**Work instructions:** Copy each line below that contains "shop".

-------- Stored records

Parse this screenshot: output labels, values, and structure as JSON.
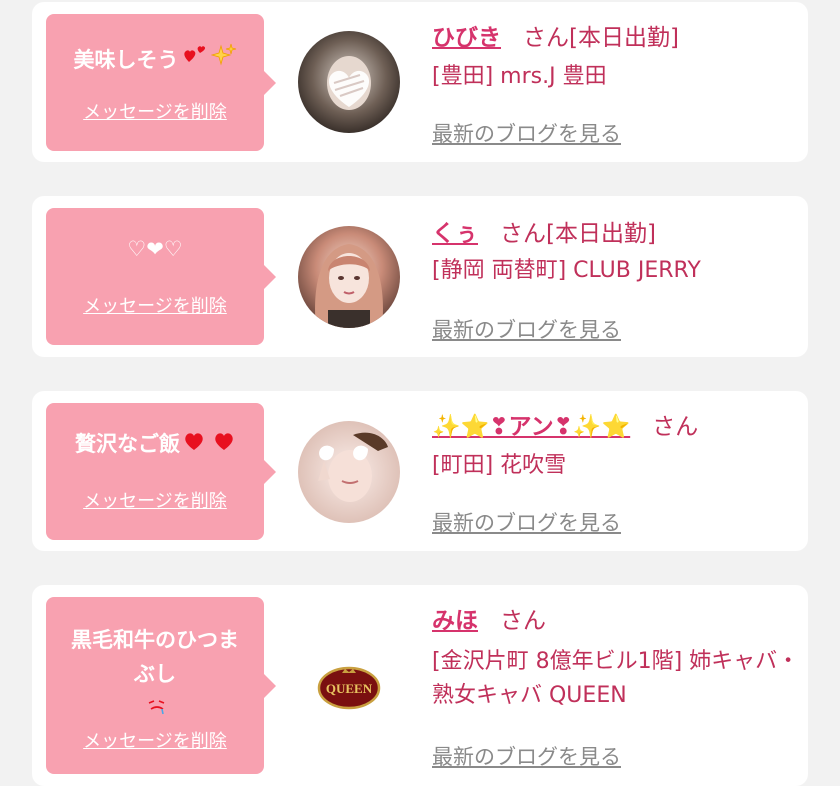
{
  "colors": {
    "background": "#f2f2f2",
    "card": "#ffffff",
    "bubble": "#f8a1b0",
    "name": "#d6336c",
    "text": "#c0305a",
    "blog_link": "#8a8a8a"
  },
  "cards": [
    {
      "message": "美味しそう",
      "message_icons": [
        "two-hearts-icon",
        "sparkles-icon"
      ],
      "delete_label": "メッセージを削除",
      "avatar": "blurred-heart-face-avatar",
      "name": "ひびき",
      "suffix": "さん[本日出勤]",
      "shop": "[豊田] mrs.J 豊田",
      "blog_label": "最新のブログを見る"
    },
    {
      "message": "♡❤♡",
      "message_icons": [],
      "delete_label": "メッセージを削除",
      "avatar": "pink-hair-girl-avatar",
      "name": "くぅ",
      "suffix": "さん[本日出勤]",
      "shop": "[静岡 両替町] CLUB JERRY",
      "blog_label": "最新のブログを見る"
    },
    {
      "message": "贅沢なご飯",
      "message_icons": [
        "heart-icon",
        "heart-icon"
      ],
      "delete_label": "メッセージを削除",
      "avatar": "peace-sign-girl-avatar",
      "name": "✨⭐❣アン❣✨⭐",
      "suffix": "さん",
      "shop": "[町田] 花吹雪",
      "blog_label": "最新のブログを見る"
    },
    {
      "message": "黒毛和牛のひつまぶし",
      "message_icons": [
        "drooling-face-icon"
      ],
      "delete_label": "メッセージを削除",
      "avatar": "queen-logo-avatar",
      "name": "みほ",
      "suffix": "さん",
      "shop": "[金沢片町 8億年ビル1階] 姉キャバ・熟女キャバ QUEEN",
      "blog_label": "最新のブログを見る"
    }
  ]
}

----------------

**Complete output:**
      "shop": "[豊田] mrs.J 豊田",
      "shop": "[静岡 両替町] CLUB JERRY",
      "shop": "[町田] 花吹雪",
      "shop": "[金沢片町 8億年ビル1階] 姉キャバ・熟女キャバ QUEEN",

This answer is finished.